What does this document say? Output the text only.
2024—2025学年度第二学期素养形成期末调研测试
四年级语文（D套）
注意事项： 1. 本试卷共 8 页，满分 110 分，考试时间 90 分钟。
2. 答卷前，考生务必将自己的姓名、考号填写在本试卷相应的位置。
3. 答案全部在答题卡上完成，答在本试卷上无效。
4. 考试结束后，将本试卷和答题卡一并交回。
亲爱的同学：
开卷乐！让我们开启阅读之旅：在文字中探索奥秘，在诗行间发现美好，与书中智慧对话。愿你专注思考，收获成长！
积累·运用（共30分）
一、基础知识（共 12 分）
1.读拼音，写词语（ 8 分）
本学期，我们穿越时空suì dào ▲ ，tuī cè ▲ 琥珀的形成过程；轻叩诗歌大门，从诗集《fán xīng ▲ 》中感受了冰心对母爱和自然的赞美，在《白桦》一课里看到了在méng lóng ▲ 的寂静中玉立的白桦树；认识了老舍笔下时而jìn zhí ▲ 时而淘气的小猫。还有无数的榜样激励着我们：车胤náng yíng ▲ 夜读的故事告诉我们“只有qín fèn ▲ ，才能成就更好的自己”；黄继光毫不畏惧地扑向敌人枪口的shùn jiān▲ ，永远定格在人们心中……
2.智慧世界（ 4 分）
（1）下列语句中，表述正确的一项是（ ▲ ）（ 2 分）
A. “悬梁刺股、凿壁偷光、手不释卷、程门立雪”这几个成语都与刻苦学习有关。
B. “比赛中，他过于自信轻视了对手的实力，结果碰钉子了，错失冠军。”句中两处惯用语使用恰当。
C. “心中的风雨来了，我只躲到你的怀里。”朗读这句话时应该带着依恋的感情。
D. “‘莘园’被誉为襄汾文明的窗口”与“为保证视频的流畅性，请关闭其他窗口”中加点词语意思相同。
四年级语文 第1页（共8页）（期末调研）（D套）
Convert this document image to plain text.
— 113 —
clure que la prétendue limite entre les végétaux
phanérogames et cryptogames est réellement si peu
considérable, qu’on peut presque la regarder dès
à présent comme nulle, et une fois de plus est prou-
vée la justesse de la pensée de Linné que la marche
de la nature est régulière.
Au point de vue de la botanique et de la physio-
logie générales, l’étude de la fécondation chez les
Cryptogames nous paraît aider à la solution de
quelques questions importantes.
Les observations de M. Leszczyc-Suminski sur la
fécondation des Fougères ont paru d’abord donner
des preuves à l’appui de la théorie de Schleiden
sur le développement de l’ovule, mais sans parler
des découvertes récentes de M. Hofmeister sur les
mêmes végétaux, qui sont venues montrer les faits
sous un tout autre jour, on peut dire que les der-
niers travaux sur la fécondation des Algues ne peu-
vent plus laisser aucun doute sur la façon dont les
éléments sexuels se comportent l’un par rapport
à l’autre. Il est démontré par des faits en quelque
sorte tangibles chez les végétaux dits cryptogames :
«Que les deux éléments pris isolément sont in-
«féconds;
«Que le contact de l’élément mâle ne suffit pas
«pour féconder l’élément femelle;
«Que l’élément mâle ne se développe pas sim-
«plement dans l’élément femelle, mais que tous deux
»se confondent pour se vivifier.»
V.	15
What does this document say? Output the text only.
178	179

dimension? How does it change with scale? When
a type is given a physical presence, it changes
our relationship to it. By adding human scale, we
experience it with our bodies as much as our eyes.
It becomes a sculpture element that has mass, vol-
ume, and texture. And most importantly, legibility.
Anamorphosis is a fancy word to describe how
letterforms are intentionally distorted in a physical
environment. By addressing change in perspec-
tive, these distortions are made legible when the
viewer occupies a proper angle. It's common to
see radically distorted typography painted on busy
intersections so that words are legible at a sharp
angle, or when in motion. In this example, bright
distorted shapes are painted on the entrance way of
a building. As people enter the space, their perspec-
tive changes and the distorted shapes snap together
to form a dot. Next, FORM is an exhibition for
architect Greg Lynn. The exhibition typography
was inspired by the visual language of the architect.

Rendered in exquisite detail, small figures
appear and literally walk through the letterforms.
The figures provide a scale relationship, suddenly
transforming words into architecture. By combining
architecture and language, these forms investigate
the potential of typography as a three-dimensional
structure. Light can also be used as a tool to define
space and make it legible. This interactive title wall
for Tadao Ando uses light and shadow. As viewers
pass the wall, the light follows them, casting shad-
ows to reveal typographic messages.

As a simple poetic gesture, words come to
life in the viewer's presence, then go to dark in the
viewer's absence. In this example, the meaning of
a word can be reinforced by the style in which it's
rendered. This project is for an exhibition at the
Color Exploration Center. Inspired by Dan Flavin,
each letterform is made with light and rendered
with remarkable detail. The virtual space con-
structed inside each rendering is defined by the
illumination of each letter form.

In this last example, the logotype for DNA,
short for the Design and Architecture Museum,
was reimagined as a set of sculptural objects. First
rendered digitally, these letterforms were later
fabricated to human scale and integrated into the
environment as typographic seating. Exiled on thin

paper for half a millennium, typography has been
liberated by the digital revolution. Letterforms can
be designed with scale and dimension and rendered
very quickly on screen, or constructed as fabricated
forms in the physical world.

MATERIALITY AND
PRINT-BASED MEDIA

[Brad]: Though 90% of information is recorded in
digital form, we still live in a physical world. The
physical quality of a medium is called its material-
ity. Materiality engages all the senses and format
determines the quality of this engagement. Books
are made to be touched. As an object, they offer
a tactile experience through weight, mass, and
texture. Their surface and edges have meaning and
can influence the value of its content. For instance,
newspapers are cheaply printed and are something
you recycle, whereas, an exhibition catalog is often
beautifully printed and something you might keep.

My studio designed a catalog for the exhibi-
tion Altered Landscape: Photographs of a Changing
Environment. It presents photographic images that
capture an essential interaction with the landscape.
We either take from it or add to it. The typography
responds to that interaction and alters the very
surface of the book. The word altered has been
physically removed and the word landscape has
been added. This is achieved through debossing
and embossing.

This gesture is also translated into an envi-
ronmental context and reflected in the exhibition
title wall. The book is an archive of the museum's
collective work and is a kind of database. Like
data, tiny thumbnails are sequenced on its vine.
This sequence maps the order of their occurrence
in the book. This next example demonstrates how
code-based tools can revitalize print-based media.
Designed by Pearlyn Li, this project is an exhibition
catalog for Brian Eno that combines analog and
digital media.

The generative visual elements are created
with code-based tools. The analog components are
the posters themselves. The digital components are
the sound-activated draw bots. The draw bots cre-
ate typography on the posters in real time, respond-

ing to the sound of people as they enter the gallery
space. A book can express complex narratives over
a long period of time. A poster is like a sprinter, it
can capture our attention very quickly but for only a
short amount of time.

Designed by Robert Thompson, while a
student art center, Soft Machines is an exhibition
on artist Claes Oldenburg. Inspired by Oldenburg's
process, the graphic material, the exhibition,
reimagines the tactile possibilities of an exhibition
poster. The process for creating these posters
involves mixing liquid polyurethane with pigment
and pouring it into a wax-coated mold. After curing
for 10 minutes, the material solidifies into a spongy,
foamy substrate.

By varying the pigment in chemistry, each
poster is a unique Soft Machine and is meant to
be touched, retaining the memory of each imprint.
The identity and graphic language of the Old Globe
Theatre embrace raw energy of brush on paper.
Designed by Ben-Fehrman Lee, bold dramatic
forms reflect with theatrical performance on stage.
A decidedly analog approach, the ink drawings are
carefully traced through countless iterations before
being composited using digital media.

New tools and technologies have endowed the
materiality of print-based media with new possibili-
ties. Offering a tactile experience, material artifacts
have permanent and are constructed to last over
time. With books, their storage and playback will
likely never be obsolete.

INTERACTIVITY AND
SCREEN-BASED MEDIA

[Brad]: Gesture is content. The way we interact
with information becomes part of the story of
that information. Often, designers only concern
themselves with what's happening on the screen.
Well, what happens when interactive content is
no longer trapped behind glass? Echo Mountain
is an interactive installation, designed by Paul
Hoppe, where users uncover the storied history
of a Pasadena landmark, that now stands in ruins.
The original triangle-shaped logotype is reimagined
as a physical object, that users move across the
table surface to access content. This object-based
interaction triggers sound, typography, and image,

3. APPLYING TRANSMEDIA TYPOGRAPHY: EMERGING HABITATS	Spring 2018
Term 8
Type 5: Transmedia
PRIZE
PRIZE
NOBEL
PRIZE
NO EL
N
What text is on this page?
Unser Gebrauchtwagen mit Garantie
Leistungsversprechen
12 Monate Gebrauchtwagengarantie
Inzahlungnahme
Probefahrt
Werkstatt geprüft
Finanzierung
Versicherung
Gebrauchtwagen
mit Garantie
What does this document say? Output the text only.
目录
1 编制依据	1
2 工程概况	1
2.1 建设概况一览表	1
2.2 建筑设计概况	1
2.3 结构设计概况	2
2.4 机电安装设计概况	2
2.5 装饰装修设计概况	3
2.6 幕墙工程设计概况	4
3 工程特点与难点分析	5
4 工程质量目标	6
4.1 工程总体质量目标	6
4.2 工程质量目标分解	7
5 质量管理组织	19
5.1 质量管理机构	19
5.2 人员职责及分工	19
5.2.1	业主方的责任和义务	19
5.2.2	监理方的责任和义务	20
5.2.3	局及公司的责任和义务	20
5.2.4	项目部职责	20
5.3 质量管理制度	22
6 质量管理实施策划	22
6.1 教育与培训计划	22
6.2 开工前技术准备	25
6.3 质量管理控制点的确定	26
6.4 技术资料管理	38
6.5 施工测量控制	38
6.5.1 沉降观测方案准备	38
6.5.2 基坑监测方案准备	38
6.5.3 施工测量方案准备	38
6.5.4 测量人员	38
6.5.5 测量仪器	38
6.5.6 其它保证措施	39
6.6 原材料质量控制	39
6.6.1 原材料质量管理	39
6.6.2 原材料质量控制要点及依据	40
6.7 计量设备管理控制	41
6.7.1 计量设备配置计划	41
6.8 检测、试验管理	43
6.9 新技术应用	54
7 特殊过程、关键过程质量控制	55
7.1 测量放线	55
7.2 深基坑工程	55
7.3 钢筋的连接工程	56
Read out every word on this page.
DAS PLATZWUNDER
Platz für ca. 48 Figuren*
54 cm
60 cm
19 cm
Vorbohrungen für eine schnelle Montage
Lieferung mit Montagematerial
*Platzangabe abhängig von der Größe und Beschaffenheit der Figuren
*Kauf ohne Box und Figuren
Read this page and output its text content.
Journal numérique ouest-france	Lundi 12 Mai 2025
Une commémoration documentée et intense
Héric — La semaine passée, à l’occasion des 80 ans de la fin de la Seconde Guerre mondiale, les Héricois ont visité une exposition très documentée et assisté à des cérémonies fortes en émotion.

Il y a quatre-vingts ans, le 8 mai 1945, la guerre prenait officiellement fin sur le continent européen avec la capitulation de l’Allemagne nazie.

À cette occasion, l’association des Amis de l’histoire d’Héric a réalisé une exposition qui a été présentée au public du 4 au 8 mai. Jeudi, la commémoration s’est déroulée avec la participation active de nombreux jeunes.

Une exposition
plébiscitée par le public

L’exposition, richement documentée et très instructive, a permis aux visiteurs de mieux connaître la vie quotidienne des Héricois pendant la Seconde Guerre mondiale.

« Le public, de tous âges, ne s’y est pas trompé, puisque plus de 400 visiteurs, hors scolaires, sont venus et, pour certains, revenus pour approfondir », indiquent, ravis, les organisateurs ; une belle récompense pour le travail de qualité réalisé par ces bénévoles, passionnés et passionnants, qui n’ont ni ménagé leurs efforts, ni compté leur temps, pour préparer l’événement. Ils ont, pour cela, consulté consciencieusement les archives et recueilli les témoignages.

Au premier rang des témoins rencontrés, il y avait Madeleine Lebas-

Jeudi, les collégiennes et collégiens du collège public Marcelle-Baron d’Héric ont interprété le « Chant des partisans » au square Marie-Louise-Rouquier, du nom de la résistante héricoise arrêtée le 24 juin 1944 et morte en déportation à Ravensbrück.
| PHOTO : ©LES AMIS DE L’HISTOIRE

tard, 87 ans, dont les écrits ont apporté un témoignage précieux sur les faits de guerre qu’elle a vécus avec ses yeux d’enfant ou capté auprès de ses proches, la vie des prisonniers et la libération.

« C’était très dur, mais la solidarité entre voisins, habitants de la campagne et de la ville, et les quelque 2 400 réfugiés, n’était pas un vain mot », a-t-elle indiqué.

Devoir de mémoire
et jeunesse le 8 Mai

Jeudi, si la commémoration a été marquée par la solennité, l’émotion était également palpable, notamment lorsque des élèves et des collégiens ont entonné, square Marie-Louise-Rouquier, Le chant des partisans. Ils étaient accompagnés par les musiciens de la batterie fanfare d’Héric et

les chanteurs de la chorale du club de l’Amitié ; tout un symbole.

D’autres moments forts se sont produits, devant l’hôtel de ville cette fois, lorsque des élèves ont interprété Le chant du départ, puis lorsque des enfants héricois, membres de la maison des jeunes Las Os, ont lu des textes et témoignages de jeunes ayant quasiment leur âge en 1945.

——

### STATED GOAL
Say how many lines include the word "world"; reply with the number alone.

### TASK RESULT
2